◆ **What is being asked**:
Transcribe all of the records precisely as they are presented.

◆ **Records for this task**:
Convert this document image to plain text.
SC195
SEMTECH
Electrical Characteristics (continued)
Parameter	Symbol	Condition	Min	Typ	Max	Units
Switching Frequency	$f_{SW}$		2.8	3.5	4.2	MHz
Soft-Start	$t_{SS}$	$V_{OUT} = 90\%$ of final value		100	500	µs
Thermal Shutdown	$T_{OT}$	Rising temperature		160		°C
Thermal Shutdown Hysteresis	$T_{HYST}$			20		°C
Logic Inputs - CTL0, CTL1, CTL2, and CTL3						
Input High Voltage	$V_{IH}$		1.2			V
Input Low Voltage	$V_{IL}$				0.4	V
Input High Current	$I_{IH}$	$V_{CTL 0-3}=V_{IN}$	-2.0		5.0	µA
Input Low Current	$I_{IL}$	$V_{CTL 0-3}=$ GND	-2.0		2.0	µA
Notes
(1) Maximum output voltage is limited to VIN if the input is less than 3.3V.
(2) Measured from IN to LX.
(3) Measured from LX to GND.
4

◆ **Result below**:
Convert this document image to plain text.
SC195
SEMTECH
Electrical Characteristics (continued)
Parameter	Symbol	Condition	Min	Typ	Max	Units
Switching Frequency	$f_{SW}$		2.8	3.5	4.2	MHz
Soft-Start	$t_{SS}$	$V_{OUT} = 90\%$ of final value		100	500	µs
Thermal Shutdown	$T_{OT}$	Rising temperature		160		°C
Thermal Shutdown Hysteresis	$T_{HYST}$			20		°C
Logic Inputs - CTL0, CTL1, CTL2, and CTL3						
Input High Voltage	$V_{IH}$		1.2			V
Input Low Voltage	$V_{IL}$				0.4	V
Input High Current	$I_{IH}$	$V_{CTL 0-3}=V_{IN}$	-2.0		5.0	µA
Input Low Current	$I_{IL}$	$V_{CTL 0-3}=$ GND	-2.0		2.0	µA
Notes
(1) Maximum output voltage is limited to VIN if the input is less than 3.3V.
(2) Measured from IN to LX.
(3) Measured from LX to GND.
4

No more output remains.